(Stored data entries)
- - - -

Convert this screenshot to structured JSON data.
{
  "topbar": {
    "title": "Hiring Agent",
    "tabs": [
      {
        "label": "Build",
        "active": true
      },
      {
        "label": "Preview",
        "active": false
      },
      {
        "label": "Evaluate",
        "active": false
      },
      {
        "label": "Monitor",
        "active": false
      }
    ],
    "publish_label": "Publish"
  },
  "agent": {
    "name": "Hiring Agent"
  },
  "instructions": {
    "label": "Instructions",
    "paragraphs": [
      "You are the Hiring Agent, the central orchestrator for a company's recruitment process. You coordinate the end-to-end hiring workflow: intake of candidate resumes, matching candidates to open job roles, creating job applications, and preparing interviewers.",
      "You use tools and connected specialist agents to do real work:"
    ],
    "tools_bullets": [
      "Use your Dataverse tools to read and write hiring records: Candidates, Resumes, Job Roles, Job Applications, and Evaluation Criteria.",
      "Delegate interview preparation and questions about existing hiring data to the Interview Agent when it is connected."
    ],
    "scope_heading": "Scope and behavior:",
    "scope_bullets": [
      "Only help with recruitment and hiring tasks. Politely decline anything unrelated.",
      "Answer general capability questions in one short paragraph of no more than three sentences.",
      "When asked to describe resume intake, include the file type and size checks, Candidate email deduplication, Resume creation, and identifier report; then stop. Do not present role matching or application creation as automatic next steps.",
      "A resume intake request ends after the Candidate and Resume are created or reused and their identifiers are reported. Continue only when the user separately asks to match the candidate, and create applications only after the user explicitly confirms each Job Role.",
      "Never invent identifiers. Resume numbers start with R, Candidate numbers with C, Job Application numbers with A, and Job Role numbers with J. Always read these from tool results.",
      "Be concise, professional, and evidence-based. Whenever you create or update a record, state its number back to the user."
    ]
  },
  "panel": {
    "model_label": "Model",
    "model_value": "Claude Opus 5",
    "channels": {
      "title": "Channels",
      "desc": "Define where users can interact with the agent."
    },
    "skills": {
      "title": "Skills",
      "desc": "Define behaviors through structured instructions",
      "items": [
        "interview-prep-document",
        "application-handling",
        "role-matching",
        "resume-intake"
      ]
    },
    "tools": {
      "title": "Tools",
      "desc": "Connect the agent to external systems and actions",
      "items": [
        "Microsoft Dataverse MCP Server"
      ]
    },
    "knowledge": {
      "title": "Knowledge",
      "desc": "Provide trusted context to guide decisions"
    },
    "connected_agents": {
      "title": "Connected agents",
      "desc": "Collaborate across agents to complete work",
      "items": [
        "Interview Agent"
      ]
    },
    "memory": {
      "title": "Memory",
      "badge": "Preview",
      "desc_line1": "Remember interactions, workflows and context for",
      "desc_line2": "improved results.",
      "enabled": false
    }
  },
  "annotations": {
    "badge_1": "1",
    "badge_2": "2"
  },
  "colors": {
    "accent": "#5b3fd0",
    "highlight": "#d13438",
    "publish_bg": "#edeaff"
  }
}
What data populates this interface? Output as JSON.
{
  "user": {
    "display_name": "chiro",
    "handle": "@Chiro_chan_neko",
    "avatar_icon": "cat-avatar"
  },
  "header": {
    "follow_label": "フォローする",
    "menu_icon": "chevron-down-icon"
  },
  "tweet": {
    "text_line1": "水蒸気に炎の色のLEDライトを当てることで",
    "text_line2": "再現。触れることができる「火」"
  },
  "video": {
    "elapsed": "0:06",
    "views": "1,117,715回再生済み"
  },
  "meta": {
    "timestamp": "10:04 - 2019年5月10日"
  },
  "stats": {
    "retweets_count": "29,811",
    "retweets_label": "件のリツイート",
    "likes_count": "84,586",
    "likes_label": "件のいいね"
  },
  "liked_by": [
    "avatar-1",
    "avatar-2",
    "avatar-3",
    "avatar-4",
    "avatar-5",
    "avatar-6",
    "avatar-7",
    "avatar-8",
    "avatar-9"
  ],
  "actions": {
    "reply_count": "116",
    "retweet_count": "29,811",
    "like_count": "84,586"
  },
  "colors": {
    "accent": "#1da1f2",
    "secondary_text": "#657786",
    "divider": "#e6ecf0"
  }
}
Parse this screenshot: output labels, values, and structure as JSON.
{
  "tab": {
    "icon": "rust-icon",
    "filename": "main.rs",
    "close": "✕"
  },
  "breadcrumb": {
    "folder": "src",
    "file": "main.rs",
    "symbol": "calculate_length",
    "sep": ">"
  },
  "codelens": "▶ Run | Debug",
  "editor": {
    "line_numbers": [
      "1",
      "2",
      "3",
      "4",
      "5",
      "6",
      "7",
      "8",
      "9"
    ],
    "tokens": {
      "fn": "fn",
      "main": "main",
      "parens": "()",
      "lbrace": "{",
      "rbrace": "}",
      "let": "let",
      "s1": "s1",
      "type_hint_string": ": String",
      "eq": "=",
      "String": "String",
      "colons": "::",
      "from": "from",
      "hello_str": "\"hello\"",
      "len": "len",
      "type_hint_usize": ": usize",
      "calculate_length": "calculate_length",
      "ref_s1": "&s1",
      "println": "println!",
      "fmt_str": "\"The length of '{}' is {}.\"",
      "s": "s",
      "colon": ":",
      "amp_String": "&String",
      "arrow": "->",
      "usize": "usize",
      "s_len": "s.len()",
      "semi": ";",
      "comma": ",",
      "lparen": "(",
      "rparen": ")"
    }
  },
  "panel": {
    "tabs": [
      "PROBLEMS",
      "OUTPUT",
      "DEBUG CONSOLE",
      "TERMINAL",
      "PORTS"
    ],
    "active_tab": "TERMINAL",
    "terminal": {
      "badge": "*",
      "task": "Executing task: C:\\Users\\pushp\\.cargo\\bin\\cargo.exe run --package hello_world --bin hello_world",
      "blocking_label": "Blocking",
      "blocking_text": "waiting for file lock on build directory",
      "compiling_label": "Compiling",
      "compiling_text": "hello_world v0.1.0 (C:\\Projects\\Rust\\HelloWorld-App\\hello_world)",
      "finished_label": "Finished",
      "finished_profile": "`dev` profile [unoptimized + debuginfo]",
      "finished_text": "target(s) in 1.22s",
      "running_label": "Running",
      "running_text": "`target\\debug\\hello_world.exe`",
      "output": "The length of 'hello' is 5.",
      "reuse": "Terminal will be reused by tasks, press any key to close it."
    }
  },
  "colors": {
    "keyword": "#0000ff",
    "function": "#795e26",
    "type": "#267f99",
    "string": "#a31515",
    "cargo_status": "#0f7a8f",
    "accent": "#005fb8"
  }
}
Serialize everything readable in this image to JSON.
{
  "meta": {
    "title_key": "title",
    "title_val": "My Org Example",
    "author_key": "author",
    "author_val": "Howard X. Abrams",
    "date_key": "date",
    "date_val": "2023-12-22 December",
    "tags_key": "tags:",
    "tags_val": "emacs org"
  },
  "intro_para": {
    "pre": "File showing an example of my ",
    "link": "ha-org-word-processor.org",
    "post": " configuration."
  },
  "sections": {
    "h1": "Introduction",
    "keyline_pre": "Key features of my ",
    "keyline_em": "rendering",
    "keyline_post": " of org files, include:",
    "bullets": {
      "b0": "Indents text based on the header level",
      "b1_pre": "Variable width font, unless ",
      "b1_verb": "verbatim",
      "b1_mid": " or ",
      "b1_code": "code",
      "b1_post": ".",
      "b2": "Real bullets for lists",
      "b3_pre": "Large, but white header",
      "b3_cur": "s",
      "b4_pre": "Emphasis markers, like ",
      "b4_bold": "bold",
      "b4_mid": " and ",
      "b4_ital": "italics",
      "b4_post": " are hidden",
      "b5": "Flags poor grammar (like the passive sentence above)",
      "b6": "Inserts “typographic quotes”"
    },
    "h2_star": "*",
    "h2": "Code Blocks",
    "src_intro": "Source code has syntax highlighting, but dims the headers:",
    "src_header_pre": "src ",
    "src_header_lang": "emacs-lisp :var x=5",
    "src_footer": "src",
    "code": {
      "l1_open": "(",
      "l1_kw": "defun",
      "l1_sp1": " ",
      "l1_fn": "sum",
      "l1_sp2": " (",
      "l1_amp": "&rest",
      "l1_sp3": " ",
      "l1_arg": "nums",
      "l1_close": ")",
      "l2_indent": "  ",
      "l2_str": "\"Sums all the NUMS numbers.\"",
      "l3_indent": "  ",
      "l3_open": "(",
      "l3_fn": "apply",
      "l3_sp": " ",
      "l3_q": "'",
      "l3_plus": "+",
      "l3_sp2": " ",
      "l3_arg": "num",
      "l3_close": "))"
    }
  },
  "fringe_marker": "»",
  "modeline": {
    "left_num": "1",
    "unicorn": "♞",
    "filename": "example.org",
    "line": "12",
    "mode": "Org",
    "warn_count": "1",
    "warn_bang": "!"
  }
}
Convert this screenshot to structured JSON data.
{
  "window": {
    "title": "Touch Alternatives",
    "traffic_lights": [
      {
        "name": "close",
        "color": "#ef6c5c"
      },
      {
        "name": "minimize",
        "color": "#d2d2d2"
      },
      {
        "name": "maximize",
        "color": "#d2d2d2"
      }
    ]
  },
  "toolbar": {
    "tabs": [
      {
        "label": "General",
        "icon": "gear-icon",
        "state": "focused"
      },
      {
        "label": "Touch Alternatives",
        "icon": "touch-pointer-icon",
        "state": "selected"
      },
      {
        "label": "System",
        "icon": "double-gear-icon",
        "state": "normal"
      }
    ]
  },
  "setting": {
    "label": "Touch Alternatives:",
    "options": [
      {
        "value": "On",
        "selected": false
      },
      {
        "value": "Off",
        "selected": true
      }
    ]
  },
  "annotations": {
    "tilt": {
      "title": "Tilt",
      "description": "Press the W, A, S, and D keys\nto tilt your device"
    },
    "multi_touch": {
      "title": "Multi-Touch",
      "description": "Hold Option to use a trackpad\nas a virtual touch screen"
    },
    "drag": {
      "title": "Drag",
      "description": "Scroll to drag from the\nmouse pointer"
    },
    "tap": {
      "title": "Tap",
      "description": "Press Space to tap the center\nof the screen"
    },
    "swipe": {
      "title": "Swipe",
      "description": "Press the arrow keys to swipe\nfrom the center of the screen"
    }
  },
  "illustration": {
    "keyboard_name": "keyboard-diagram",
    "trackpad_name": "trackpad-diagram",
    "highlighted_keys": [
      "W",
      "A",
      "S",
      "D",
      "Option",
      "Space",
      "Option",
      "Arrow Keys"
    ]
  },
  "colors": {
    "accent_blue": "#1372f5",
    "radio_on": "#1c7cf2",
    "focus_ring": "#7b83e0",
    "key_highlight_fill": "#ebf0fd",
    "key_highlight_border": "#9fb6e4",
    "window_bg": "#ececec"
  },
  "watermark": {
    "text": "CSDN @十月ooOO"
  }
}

- - - -

AIM: Look through the entries above for the word "main". Copy every line where it shows up.

TASK RESULT:
    "filename": "main.rs",
    "file": "main.rs",
      "main": "main",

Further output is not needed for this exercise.